INFORMATION SHOWN:
______

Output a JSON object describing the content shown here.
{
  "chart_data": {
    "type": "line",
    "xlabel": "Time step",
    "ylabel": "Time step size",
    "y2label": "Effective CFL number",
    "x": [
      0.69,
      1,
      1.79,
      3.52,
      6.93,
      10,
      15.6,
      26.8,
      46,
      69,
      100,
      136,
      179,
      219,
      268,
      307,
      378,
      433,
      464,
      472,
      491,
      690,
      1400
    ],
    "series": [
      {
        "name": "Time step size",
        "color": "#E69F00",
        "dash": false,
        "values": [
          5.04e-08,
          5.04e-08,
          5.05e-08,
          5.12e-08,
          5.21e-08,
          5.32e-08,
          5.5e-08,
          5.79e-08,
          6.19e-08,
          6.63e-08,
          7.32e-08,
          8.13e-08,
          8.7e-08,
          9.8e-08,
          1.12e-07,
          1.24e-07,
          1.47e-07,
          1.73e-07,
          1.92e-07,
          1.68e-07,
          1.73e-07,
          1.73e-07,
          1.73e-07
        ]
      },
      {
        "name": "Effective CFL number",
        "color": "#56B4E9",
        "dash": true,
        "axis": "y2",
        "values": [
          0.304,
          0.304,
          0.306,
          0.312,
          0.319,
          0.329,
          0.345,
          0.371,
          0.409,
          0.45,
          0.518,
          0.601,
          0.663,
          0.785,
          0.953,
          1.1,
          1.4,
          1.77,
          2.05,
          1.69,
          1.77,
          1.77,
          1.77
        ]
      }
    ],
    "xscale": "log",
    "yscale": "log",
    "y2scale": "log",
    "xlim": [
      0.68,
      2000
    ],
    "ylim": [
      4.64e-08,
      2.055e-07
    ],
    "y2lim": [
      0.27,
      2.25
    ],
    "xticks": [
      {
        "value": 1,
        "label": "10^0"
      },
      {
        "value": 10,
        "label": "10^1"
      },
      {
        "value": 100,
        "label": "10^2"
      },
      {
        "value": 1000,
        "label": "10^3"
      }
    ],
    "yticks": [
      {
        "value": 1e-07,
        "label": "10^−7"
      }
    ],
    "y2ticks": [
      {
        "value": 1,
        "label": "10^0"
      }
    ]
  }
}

______

STATED GOAL:
Copy every single line of the material above that holds "size".

RESULT FOR THIS EXERCISE:
    "ylabel": "Time step size",
        "name": "Time step size",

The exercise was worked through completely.